_Directive_
Take from the listing each line that has the string "تركه".

_Records for this task_
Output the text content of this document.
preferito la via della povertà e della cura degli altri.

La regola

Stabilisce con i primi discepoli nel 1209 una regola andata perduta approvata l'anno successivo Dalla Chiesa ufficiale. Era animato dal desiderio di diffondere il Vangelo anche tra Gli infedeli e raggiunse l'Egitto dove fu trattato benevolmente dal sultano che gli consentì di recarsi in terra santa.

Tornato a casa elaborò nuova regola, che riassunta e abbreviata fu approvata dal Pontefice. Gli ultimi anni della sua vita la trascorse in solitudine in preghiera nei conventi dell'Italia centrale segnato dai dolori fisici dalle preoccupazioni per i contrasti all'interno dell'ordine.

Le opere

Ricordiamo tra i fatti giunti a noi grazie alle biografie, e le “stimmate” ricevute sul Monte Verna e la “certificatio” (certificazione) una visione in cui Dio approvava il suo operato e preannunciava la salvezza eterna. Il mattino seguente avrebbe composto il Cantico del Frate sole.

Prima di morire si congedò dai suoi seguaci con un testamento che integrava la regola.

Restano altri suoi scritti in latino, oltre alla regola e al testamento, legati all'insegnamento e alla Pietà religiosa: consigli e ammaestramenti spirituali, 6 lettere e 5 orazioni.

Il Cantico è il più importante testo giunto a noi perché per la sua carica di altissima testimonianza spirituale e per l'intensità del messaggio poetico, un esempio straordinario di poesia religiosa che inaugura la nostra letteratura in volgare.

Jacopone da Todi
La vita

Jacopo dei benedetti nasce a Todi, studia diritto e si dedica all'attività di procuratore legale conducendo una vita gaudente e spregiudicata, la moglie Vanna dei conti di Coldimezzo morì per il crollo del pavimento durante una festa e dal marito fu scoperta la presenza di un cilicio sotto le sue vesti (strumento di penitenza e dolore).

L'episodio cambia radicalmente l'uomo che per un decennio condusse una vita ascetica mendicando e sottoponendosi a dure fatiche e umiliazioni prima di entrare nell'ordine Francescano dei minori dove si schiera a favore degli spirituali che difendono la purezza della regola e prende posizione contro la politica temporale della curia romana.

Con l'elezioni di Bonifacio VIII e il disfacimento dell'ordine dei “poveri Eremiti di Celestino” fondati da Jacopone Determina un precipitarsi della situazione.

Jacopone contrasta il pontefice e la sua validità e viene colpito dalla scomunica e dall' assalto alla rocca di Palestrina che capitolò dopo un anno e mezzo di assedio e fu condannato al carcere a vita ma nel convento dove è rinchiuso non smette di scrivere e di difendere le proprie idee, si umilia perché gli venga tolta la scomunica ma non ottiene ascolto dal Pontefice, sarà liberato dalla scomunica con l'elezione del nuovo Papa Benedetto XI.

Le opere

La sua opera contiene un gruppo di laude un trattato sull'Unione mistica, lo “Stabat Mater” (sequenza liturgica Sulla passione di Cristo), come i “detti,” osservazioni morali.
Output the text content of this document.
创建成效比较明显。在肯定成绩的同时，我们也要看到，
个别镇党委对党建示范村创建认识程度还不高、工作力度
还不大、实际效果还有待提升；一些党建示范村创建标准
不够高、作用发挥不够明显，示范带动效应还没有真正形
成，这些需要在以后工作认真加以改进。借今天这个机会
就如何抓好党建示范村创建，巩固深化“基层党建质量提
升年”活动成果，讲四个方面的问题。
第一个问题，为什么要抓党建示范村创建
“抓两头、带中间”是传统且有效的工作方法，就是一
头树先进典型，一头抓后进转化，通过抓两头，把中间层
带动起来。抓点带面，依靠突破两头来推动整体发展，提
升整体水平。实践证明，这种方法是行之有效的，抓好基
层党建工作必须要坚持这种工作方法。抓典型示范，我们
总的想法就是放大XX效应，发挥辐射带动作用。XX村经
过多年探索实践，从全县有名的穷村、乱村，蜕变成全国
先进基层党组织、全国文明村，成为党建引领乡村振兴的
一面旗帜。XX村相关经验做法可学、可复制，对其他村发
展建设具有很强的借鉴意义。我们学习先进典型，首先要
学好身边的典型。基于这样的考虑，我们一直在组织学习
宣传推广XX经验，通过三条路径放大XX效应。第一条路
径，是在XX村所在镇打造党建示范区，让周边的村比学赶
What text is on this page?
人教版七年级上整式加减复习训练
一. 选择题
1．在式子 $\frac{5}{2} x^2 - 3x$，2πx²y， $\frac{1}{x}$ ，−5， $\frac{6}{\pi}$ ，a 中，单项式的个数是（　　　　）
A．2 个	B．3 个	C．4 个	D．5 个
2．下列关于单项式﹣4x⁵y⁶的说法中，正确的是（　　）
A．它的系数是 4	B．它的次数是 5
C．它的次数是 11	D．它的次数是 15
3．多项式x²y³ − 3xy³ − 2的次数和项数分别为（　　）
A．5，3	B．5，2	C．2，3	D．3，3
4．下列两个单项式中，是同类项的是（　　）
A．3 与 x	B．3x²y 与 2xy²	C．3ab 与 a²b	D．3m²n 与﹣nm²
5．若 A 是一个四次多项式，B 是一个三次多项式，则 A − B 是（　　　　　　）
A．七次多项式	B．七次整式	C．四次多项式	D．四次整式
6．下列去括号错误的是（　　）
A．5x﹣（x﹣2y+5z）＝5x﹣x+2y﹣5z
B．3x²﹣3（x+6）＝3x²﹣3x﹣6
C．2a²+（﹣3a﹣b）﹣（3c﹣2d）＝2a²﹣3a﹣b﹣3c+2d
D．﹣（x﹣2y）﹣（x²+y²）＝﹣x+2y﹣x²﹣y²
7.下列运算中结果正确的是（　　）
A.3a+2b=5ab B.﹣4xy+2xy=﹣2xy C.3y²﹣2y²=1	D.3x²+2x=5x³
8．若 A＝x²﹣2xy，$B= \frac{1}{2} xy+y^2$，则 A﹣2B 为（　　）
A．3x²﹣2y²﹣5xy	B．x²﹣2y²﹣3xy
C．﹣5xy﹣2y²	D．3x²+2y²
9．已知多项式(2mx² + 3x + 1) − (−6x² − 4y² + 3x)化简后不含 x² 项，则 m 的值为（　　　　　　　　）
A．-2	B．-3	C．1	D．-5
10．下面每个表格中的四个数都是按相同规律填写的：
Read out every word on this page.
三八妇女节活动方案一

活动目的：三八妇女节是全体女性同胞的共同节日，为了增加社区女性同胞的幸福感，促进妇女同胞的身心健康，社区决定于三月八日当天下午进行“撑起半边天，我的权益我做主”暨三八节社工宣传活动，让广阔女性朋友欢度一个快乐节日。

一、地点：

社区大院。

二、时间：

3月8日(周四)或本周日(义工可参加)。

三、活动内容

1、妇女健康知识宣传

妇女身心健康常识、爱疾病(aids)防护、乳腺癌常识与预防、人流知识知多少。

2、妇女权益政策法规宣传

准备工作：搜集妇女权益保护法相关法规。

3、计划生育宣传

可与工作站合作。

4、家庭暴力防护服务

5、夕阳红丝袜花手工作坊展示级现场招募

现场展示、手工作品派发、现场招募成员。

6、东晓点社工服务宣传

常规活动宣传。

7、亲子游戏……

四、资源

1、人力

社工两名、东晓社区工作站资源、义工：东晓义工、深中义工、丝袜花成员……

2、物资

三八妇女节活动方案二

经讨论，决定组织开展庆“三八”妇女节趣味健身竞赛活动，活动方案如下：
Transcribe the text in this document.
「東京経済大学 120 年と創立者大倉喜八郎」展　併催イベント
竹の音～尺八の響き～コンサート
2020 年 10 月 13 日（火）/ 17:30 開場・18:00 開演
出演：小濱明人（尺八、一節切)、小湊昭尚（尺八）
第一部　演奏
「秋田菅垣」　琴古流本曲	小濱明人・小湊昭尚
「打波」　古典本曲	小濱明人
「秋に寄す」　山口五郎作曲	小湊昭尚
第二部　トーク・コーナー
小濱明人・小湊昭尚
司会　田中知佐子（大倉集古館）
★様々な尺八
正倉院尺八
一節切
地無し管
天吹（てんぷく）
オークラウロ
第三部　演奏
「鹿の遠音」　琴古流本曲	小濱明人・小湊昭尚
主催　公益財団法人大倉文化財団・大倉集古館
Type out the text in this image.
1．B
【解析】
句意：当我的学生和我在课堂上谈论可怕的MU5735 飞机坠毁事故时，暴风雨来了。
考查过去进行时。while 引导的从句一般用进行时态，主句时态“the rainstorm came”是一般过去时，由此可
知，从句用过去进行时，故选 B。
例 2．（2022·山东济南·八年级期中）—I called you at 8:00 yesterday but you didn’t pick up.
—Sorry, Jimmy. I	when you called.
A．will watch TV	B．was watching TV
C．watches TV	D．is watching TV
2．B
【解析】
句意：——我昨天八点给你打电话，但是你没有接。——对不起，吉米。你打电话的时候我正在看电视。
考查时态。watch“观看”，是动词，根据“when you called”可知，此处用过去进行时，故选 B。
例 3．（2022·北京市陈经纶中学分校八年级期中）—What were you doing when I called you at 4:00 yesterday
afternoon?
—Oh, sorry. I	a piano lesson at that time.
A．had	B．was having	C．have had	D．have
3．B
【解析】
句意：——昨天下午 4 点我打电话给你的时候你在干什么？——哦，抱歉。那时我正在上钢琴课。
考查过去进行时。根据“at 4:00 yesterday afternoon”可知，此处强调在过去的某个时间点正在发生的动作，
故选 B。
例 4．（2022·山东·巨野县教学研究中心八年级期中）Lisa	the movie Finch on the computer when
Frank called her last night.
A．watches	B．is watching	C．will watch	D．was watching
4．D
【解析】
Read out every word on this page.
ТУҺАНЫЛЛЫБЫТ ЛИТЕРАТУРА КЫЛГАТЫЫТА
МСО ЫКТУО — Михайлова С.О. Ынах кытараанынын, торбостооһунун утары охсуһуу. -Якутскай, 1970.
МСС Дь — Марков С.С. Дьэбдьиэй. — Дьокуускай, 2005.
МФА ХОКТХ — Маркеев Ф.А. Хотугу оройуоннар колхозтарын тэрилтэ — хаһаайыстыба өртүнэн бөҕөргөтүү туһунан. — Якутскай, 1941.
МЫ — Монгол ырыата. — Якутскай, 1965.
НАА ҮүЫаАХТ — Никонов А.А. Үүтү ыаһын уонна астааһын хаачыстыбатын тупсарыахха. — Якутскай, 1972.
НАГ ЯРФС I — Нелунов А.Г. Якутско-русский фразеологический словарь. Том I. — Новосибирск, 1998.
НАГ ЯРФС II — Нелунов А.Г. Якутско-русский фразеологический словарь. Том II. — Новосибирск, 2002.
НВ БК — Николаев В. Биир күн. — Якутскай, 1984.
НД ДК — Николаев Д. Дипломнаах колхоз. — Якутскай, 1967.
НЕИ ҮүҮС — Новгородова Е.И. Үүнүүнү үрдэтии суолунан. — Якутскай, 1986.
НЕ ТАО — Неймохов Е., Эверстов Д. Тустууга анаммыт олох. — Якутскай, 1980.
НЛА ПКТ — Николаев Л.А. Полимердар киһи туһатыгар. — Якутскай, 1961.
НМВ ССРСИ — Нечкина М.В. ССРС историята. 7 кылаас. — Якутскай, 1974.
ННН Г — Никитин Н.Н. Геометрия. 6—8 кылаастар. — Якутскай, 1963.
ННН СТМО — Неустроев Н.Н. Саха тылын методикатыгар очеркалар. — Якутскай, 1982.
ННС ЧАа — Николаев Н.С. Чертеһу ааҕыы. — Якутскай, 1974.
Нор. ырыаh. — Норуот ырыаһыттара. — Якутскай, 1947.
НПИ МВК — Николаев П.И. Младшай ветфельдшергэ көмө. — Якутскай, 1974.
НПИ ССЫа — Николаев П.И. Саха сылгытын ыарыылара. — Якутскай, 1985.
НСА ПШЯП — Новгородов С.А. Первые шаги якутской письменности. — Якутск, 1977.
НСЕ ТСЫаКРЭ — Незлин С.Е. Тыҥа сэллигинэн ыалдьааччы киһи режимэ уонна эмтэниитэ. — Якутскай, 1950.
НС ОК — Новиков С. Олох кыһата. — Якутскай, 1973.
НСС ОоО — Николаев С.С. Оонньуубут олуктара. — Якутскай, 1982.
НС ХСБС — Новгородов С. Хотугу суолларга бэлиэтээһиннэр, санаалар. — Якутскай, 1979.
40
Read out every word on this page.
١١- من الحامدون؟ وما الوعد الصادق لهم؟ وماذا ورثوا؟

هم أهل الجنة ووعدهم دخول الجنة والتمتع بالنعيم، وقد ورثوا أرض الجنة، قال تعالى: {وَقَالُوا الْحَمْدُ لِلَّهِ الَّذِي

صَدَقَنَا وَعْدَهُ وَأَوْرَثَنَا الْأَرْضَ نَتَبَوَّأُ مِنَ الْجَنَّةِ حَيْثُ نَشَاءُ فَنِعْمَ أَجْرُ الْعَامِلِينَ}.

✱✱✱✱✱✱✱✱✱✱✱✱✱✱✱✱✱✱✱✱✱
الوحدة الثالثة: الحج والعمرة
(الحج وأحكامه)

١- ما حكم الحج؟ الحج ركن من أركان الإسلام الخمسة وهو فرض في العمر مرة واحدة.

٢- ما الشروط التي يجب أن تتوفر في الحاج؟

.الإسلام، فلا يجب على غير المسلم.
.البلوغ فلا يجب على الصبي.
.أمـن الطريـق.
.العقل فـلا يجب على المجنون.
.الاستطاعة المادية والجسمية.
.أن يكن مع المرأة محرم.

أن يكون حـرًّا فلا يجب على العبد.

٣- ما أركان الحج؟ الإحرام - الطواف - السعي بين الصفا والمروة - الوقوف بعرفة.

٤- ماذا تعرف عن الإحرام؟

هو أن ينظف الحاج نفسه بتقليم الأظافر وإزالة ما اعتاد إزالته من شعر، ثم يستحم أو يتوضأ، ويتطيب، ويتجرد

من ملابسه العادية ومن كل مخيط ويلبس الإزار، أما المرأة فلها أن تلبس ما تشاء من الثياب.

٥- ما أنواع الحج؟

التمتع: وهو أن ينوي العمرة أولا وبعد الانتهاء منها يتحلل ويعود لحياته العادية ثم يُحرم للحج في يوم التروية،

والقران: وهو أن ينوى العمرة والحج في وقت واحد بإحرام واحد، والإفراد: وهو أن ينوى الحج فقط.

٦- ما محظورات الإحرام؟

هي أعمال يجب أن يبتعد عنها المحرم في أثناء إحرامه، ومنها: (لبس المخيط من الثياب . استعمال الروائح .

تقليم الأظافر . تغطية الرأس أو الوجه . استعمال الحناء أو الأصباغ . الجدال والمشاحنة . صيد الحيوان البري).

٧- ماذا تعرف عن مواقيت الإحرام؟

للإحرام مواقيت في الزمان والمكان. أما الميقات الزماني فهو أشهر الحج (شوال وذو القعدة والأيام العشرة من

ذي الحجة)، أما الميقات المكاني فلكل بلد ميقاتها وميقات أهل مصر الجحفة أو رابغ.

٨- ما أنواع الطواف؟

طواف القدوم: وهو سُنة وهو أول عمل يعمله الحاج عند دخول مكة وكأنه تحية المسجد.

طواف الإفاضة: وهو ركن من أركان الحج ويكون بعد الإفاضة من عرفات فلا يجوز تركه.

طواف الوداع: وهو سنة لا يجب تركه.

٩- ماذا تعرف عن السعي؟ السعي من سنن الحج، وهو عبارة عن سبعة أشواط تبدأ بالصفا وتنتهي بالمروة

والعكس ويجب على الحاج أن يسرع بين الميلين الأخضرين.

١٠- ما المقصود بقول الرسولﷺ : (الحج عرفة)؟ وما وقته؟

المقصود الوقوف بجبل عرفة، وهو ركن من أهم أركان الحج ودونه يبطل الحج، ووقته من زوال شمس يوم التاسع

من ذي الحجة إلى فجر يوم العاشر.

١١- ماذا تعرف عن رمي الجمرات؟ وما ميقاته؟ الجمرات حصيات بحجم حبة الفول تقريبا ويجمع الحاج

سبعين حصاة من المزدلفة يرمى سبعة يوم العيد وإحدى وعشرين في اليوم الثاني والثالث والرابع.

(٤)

_The completed task_
طواف الإفاضة: وهو ركن من أركان الحج ويكون بعد الإفاضة من عرفات فلا يجوز تركه.
طواف الوداع: وهو سنة لا يجب تركه.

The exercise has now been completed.